--- Provided records ---
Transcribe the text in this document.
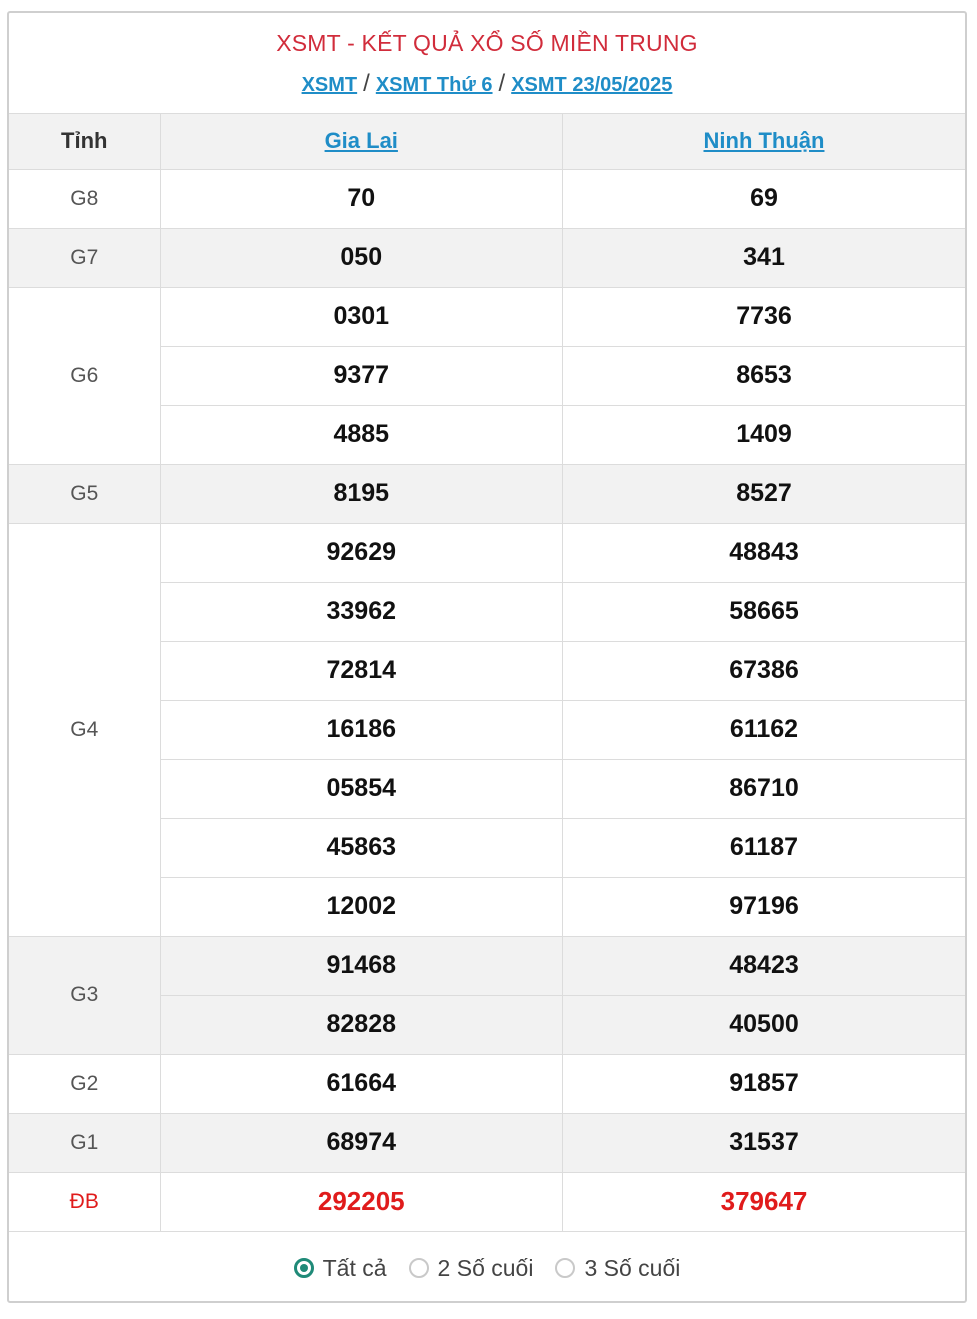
XSMT - KẾT QUẢ XỔ SỐ MIỀN TRUNG
XSMT / XSMT Thứ 6 / XSMT 23/05/2025
Tỉnh	Gia Lai	Ninh Thuận
G8	70	69
G7	050	341
G6	0301	7736
	9377	8653
	4885	1409
G5	8195	8527
G4	92629	48843
	33962	58665
	72814	67386
	16186	61162
	05854	86710
	45863	61187
	12002	97196
G3	91468	48423
	82828	40500
G2	61664	91857
G1	68974	31537
ĐB	292205	379647
Tất cả 2 Số cuối 3 Số cuối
---
Stated problem >>
Give the material again exactly as it is, but keep the pictures out.

Full output >>
Transcribe the text in this document.
XSMT - KẾT QUẢ XỔ SỐ MIỀN TRUNG
XSMT / XSMT Thứ 6 / XSMT 23/05/2025
Tỉnh	Gia Lai	Ninh Thuận
G8	70	69
G7	050	341
G6	0301	7736
	9377	8653
	4885	1409
G5	8195	8527
G4	92629	48843
	33962	58665
	72814	67386
	16186	61162
	05854	86710
	45863	61187
	12002	97196
G3	91468	48423
	82828	40500
G2	61664	91857
G1	68974	31537
ĐB	292205	379647
Tất cả 2 Số cuối 3 Số cuối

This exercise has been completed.